Texto apresentado

"""

Para Mykola, o ato de sobrevivência ultrapassa o que se espera que qualquer criança de 10 anos consiga suportar. A sua perda faz parte de uma série de sofrimentos ao longo dos dois anos de guerra na Ucrânia, em que os mísseis russos atingem inexplicavelmente alvos civis, ceifam vidas que não fazem manchetes e destroem infâncias de uma forma que ecoará durante décadas na Ucrânia.

Mykola teve de ser medicado com uma injeção para o acalmar no hospital e o irmão veio explicar-lhe o que tinha acontecido. “Disse-me que agora só restávamos eu e ele. Repetiu-o quatro vezes. Eu estava a tentar acalmar-me, mas também me odiava. Porque não consegui salvar a minha mãe”.

As campas de Larisa e Mykola Glushko em Pokrovsk. Mick Krever/CNN

O jovem conversou com a sua nova tutora, a madrinha, que vive nas redondezas, e está certo de que ficará na cidade militar de Pokrovsk para cuidar das campas dos pais. “Vou visitá-los. Vou pedir desculpa por não os ter conseguido salvar. Vou pedir desculpa ao meu pai por não ter conseguido salvar a minha mãe, a mulher dele”.

Para ele, o sonho agora é diferente, é fazer perguntas importantes aos pais. “O que é que eu devo fazer agora? Como é que vou viver? Outro sonho é vingar-me de quem lançou o míssil.”

"""

Dados fornecidos
"""

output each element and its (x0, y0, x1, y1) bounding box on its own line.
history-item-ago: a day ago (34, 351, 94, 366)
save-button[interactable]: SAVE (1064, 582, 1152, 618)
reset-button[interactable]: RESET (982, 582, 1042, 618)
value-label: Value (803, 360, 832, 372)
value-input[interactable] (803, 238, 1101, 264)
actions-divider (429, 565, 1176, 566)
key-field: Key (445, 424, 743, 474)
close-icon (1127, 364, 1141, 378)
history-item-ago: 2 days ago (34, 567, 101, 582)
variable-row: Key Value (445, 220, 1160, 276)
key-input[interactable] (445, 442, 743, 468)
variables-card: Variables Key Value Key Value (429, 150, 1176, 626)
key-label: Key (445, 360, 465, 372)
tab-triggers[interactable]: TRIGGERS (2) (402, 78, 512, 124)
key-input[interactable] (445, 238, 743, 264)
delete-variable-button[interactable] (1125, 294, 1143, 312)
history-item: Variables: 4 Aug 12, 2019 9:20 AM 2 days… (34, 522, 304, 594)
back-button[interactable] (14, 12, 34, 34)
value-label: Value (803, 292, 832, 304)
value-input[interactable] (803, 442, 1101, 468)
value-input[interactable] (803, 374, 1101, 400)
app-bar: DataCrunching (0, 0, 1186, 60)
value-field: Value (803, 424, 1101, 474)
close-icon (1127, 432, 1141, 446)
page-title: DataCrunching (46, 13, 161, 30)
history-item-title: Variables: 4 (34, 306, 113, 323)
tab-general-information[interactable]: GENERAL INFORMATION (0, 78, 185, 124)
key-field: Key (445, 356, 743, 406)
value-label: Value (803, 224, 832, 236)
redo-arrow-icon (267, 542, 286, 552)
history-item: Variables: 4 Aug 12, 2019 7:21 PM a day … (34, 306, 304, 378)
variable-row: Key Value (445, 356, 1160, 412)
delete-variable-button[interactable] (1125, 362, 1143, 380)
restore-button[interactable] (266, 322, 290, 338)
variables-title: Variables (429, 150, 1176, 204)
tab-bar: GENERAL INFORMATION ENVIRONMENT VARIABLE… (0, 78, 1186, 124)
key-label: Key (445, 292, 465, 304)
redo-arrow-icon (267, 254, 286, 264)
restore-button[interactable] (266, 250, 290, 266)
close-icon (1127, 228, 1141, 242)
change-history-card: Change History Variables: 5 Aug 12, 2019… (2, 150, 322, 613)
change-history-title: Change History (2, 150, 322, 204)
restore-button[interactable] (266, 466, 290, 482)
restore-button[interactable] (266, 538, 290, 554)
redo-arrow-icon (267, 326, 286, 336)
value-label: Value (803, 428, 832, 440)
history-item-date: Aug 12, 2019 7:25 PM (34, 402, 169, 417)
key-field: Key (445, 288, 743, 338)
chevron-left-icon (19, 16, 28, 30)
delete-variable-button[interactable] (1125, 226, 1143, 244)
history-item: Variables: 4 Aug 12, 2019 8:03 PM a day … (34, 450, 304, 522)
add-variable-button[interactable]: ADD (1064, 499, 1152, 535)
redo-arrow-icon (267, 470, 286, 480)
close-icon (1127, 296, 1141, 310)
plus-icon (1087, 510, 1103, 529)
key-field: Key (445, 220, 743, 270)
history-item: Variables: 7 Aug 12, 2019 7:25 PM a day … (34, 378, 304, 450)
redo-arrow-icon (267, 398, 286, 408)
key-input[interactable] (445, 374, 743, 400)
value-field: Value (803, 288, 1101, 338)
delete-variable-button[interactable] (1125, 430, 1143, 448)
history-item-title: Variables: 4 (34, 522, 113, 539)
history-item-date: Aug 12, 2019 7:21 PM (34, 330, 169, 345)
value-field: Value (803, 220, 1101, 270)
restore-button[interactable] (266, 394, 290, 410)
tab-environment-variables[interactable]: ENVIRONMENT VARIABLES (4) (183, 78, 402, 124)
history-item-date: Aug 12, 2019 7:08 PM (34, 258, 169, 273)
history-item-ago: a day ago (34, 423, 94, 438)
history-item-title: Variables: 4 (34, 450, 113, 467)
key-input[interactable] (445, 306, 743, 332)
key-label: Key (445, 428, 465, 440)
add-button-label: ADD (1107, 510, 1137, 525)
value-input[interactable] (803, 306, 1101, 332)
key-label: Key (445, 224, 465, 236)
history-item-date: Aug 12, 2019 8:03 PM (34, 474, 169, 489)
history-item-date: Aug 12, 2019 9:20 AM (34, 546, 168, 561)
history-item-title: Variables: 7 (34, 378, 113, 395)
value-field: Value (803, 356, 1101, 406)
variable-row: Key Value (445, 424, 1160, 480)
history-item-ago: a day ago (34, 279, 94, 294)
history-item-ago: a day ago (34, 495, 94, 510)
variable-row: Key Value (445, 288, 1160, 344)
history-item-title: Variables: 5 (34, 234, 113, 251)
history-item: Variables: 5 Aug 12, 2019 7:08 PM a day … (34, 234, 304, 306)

"""

Tarefa 1
Edite o trecho do texto sobre Mykola desde "Para Mykola, o" até "décadas na Ucrânia.", substituindo "ceifam" por "tiram".
Tarefa 2
Resuma em duas frases o texto sobre Mykola.
Tarefa 3
Continue o texto sobre Mykola a partir da última frase apresentada.

A sua resposta 1
Para Mykola, o ato de sobrevivência ultrapassa o que se espera que qualquer criança de 10 anos consiga suportar. A sua perda faz parte de uma série de sofrimentos ao longo dos dois anos de guerra na Ucrânia, em que os mísseis russos atingem inexplicavelmente alvos civis, tiram vidas que não fazem manchetes e destroem infâncias de uma forma que ecoará durante décadas na Ucrânia.

A sua resposta 2
Mykola, um menino de 10 anos, perdeu os pais durante a guerra na Ucrânia, onde mísseis russos atingem alvos civis, e culpa-se por não ter conseguido salvar a mãe. Agora tem como tutora a madrinha e quer ficar em Pokrovsk para cuidar das campas dos pais, sonhando perguntar-lhes como deve viver e vingar-se de quem lançou o míssil.

A sua resposta 3
Na linha da frente oriental, nomeadamente em Pokrovsk, o ritmo do avanço russo parece acelerar e, com ele, a perda indescritível de famílias como a de Mykola. Nas ruínas de casa, os vizinhos garantem que não há nenhum alvo militar nas proximidades. Os trabalhadores remexem no pó. O cheiro do cão da família em decomposição permanece. Num rádio próximo os russos estão tão perto que as suas estações são audíveis, explicando aos ouvintes que o Ocidente se recusa a dar à Ucrânia equipamento moderno e que, por isso, “os rapazes comuns das forças armadas ucranianas serão os únicos a aguentar”.

A uma curta distância de carro, num ponto médico numa cidade do leste, a gravidade dos ferimentos, mesmo ligeiros, era evidente. O pôr do sol significa que as unidades da linha da frente podem começar a tarefa de retirar os feridos, a salvo dos drones de ataque russos que assombram as horas do dia.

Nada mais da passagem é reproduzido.